Copy the rows character for character, from the first row of the source records through the row containing "download-icon[interactable]: ↓: [561, 501, 571, 510]".

[Source records]
======

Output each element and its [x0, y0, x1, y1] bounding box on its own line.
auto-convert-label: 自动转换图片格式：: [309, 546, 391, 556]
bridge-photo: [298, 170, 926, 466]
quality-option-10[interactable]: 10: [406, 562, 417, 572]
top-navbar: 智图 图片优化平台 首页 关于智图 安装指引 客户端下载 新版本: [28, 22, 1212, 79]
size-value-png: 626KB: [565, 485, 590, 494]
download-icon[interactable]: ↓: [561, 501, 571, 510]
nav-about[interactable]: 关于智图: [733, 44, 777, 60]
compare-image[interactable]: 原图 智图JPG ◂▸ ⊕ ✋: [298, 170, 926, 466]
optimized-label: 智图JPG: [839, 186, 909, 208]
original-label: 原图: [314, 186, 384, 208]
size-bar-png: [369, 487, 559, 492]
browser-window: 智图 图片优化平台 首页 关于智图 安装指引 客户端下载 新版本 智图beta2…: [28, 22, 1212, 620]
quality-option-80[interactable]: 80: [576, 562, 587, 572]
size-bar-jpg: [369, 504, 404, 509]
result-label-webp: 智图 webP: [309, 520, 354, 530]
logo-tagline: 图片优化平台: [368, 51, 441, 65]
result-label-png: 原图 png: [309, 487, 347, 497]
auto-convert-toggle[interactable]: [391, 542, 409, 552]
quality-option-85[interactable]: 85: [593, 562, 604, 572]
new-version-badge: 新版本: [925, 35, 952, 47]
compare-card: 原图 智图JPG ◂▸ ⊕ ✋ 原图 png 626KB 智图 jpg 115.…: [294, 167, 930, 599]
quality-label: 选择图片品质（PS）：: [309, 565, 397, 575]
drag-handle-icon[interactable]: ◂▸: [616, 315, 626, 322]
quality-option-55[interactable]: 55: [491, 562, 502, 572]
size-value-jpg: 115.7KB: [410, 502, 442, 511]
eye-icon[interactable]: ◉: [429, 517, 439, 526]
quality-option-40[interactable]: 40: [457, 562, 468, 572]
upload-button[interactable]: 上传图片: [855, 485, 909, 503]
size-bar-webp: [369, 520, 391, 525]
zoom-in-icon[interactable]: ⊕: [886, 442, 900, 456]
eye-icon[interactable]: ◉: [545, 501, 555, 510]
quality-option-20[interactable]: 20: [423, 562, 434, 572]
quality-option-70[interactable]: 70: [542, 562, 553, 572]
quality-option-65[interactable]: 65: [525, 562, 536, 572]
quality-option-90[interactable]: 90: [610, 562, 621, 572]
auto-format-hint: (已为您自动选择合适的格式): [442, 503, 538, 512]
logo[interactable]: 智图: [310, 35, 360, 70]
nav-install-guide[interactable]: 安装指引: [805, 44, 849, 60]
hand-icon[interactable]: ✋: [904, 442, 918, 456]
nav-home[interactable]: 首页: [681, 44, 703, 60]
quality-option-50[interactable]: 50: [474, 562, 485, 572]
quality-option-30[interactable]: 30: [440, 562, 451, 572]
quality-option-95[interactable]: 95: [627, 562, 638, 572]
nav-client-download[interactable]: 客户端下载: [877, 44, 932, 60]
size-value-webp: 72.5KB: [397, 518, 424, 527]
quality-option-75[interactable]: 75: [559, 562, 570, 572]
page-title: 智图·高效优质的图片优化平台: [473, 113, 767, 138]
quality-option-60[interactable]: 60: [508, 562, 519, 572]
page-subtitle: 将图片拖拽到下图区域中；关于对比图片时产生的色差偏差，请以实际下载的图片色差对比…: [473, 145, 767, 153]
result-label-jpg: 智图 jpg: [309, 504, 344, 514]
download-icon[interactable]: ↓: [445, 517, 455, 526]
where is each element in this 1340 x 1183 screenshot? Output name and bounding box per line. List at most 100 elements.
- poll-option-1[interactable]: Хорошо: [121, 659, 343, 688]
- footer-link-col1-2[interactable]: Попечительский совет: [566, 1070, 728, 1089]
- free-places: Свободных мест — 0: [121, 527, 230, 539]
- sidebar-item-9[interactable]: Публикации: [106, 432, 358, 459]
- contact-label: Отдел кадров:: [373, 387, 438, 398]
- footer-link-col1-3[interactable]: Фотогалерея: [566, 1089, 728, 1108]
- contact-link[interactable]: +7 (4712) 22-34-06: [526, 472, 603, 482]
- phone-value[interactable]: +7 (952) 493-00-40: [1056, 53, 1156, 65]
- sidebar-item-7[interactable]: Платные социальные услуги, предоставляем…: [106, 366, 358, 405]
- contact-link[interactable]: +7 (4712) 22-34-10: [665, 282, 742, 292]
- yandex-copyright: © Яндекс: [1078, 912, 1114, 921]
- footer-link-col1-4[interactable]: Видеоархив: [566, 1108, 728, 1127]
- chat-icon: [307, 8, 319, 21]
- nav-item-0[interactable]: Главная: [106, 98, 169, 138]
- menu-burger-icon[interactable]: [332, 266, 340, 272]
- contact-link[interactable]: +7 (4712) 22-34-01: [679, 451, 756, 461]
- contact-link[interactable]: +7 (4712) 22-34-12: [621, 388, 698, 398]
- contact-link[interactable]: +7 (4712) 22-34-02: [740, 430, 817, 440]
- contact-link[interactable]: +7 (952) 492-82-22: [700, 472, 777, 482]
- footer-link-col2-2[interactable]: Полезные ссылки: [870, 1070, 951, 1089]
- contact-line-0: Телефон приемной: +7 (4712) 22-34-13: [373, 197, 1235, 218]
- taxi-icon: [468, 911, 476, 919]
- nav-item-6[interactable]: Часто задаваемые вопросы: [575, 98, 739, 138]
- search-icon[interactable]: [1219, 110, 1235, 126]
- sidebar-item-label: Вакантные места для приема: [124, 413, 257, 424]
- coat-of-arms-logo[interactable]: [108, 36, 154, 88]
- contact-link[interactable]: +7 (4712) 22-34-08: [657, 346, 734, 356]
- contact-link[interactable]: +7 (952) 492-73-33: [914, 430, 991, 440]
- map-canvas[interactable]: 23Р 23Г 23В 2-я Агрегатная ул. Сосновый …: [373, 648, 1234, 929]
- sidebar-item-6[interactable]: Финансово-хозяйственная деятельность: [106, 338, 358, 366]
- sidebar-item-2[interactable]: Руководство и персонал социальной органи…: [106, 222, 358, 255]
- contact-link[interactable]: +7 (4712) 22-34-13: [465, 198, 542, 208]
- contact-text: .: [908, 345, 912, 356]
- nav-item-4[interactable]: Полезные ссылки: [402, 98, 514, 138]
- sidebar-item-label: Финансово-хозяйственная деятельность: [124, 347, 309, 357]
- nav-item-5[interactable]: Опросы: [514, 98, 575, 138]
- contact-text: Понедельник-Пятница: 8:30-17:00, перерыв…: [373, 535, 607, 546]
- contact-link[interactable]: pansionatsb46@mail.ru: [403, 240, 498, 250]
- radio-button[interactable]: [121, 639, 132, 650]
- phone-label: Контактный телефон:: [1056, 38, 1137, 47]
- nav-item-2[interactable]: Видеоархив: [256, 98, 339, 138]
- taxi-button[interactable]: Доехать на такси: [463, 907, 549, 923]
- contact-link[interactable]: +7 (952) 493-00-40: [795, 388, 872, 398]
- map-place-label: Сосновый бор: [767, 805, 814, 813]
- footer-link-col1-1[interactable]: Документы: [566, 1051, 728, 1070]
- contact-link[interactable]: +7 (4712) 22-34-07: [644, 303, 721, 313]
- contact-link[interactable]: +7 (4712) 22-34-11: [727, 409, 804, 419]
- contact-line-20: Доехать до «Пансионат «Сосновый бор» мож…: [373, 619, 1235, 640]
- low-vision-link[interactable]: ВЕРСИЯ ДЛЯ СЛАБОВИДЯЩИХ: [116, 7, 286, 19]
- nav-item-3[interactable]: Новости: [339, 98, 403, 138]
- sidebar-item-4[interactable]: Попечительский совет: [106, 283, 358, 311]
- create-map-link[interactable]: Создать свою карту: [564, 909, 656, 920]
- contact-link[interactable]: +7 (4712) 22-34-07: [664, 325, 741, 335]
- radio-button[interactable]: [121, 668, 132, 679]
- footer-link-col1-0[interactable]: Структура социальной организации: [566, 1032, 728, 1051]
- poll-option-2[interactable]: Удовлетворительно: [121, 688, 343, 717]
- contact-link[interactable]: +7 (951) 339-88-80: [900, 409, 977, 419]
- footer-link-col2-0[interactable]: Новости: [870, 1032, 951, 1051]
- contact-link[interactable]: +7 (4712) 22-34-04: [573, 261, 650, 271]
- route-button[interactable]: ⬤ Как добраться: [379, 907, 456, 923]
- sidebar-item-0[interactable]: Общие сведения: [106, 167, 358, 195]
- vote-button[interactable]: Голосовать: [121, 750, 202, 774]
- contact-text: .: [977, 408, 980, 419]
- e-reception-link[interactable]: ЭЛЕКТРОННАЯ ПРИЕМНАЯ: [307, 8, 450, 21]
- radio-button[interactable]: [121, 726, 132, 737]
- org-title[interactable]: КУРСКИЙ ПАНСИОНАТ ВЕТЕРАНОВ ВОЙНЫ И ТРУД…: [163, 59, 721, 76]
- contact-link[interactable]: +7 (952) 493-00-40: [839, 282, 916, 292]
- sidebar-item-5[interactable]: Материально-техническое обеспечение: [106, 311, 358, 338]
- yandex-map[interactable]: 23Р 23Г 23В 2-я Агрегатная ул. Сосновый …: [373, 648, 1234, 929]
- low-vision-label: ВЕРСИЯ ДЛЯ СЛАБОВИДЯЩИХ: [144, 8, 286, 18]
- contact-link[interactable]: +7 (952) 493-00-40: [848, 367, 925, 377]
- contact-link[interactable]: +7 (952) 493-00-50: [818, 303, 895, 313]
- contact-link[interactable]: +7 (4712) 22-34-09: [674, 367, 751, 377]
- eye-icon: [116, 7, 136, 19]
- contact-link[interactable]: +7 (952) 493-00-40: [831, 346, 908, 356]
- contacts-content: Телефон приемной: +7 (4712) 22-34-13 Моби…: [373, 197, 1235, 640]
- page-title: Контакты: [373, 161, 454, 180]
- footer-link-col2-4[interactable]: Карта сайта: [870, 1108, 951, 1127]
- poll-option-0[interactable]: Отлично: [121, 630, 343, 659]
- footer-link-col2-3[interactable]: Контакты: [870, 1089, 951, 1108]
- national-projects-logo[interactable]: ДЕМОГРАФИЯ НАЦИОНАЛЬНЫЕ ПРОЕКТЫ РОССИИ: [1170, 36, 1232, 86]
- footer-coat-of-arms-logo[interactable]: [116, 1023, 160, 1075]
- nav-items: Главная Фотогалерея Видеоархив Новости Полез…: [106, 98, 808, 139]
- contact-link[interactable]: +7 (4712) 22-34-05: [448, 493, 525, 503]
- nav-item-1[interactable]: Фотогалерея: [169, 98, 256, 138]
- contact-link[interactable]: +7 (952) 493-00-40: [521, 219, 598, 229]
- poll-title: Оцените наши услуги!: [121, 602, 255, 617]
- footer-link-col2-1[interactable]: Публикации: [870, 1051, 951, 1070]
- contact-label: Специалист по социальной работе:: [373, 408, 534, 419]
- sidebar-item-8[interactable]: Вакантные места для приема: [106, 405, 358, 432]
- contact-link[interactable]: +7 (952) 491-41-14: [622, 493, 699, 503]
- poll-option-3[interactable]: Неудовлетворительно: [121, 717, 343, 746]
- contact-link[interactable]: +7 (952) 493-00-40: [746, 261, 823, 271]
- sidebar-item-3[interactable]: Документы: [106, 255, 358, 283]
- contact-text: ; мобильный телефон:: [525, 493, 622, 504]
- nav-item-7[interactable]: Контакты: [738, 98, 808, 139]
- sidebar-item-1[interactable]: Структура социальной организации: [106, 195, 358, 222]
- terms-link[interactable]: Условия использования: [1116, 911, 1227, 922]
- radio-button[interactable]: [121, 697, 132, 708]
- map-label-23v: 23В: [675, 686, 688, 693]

======

# WRITTEN ANSWER
Output each element and its [x0, y0, x1, y1] bounding box on its own line.
auto-convert-label: 自动转换图片格式：: [309, 546, 391, 556]
bridge-photo: [298, 170, 926, 466]
quality-option-10[interactable]: 10: [406, 562, 417, 572]
top-navbar: 智图 图片优化平台 首页 关于智图 安装指引 客户端下载 新版本: [28, 22, 1212, 79]
size-value-png: 626KB: [565, 485, 590, 494]
download-icon[interactable]: ↓: [561, 501, 571, 510]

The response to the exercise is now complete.